(WORK TO BE COMPLETED): Copy all of the material below exactly.

(INFORMATION SHOWN):

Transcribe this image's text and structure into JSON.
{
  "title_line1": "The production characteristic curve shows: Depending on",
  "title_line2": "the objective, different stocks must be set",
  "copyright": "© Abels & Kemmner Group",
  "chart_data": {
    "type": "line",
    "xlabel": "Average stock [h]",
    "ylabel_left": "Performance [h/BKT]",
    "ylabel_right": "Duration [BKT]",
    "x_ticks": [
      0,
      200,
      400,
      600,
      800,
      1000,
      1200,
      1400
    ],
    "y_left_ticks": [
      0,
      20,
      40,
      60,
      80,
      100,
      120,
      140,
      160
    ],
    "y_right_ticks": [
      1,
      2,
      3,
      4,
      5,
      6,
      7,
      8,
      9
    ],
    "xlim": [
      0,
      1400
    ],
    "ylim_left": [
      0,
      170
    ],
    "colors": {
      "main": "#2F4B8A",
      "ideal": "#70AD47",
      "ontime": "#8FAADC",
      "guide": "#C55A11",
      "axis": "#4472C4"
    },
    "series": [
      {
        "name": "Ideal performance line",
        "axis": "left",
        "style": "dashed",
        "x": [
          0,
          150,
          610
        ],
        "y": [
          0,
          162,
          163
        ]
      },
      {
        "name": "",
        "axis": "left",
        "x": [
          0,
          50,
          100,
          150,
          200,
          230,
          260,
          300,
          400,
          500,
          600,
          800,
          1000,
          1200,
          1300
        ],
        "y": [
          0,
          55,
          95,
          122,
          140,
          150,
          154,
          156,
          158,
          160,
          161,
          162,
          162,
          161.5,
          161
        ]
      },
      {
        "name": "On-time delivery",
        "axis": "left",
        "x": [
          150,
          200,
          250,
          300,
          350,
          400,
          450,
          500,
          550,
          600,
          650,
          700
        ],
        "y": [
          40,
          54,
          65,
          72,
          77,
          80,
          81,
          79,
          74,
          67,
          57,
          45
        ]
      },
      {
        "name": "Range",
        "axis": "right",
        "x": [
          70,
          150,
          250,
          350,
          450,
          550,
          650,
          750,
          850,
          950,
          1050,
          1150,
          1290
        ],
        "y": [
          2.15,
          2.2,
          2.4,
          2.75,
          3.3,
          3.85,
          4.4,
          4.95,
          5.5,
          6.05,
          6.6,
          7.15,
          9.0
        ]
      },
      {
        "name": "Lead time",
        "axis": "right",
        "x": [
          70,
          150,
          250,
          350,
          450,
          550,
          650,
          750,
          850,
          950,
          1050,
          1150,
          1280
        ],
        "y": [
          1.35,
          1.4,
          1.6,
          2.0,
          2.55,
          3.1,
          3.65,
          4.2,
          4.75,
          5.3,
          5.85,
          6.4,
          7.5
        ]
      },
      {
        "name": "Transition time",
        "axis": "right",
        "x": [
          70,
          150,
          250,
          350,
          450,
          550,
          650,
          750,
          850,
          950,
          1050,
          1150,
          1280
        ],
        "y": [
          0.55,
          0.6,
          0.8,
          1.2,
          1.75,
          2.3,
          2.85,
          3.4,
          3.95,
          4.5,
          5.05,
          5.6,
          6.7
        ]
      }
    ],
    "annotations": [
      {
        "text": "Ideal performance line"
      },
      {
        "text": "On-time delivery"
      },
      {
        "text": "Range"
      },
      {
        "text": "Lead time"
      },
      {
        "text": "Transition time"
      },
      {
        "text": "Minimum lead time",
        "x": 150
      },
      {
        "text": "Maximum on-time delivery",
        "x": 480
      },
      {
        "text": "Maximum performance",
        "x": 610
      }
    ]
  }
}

(TASK RESPONSE):
Transcribe this image's text and structure into JSON.
{
  "title_line1": "The production characteristic curve shows: Depending on",
  "title_line2": "the objective, different stocks must be set",
  "copyright": "© Abels & Kemmner Group",
  "chart_data": {
    "type": "line",
    "xlabel": "Average stock [h]",
    "ylabel_left": "Performance [h/BKT]",
    "ylabel_right": "Duration [BKT]",
    "x_ticks": [
      0,
      200,
      400,
      600,
      800,
      1000,
      1200,
      1400
    ],
    "y_left_ticks": [
      0,
      20,
      40,
      60,
      80,
      100,
      120,
      140,
      160
    ],
    "y_right_ticks": [
      1,
      2,
      3,
      4,
      5,
      6,
      7,
      8,
      9
    ],
    "xlim": [
      0,
      1400
    ],
    "ylim_left": [
      0,
      170
    ],
    "colors": {
      "main": "#2F4B8A",
      "ideal": "#70AD47",
      "ontime": "#8FAADC",
      "guide": "#C55A11",
      "axis": "#4472C4"
    },
    "series": [
      {
        "name": "Ideal performance line",
        "axis": "left",
        "style": "dashed",
        "x": [
          0,
          150,
          610
        ],
        "y": [
          0,
          162,
          163
        ]
      },
      {
        "name": "",
        "axis": "left",
        "x": [
          0,
          50,
          100,
          150,
          200,
          230,
          260,
          300,
          400,
          500,
          600,
          800,
          1000,
          1200,
          1300
        ],
        "y": [
          0,
          55,
          95,
          122,
          140,
          150,
          154,
          156,
          158,
          160,
          161,
          162,
          162,
          161.5,
          161
        ]
      },
      {
        "name": "On-time delivery",
        "axis": "left",
        "x": [
          150,
          200,
          250,
          300,
          350,
          400,
          450,
          500,
          550,
          600,
          650,
          700
        ],
        "y": [
          40,
          54,
          65,
          72,
          77,
          80,
          81,
          79,
          74,
          67,
          57,
          45
        ]
      },
      {
        "name": "Range",
        "axis": "right",
        "x": [
          70,
          150,
          250,
          350,
          450,
          550,
          650,
          750,
          850,
          950,
          1050,
          1150,
          1290
        ],
        "y": [
          2.15,
          2.2,
          2.4,
          2.75,
          3.3,
          3.85,
          4.4,
          4.95,
          5.5,
          6.05,
          6.6,
          7.15,
          9.0
        ]
      },
      {
        "name": "Lead time",
        "axis": "right",
        "x": [
          70,
          150,
          250,
          350,
          450,
          550,
          650,
          750,
          850,
          950,
          1050,
          1150,
          1280
        ],
        "y": [
          1.35,
          1.4,
          1.6,
          2.0,
          2.55,
          3.1,
          3.65,
          4.2,
          4.75,
          5.3,
          5.85,
          6.4,
          7.5
        ]
      },
      {
        "name": "Transition time",
        "axis": "right",
        "x": [
          70,
          150,
          250,
          350,
          450,
          550,
          650,
          750,
          850,
          950,
          1050,
          1150,
          1280
        ],
        "y": [
          0.55,
          0.6,
          0.8,
          1.2,
          1.75,
          2.3,
          2.85,
          3.4,
          3.95,
          4.5,
          5.05,
          5.6,
          6.7
        ]
      }
    ],
    "annotations": [
      {
        "text": "Ideal performance line"
      },
      {
        "text": "On-time delivery"
      },
      {
        "text": "Range"
      },
      {
        "text": "Lead time"
      },
      {
        "text": "Transition time"
      },
      {
        "text": "Minimum lead time",
        "x": 150
      },
      {
        "text": "Maximum on-time delivery",
        "x": 480
      },
      {
        "text": "Maximum performance",
        "x": 610
      }
    ]
  }
}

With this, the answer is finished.